**Aim:**
Show every line where "三个规定" occurs.

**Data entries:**
--- start ---

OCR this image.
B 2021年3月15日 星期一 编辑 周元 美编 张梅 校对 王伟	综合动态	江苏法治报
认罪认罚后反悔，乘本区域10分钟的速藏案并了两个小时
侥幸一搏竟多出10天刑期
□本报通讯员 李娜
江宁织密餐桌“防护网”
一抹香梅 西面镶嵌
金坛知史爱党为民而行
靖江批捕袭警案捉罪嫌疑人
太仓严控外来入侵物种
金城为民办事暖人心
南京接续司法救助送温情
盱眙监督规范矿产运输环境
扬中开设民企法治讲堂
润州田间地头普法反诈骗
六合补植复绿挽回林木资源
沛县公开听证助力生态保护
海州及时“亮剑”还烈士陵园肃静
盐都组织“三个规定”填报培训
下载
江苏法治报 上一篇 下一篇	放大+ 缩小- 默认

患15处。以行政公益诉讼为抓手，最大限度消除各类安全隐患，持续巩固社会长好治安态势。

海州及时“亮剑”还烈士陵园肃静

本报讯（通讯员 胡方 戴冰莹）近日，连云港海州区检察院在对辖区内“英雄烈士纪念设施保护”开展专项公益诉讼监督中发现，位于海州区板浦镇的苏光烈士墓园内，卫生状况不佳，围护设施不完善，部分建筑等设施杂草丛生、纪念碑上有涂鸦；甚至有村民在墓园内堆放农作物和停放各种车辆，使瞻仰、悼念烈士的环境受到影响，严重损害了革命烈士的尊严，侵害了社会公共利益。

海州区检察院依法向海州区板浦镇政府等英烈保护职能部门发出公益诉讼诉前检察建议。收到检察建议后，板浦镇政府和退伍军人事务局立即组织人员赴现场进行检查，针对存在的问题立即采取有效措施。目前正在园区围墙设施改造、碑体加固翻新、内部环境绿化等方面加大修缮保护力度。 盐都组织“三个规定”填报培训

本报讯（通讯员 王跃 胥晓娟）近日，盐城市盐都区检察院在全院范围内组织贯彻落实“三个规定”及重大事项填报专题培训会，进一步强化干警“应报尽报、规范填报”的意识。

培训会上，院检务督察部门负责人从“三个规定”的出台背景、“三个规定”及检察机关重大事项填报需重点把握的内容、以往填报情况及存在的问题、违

--- end ---

**Solution to this problem:**
盐都组织“三个规定”填报培训
海州区检察院依法向海州区板浦镇政府等英烈保护职能部门发出公益诉讼诉前检察建议。收到检察建议后，板浦镇政府和退伍军人事务局立即组织人员赴现场进行检查，针对存在的问题立即采取有效措施。目前正在园区围墙设施改造、碑体加固翻新、内部环境绿化等方面加大修缮保护力度。 盐都组织“三个规定”填报培训
本报讯（通讯员 王跃 胥晓娟）近日，盐城市盐都区检察院在全院范围内组织贯彻落实“三个规定”及重大事项填报专题培训会，进一步强化干警“应报尽报、规范填报”的意识。
培训会上，院检务督察部门负责人从“三个规定”的出台背景、“三个规定”及检察机关重大事项填报需重点把握的内容、以往填报情况及存在的问题、违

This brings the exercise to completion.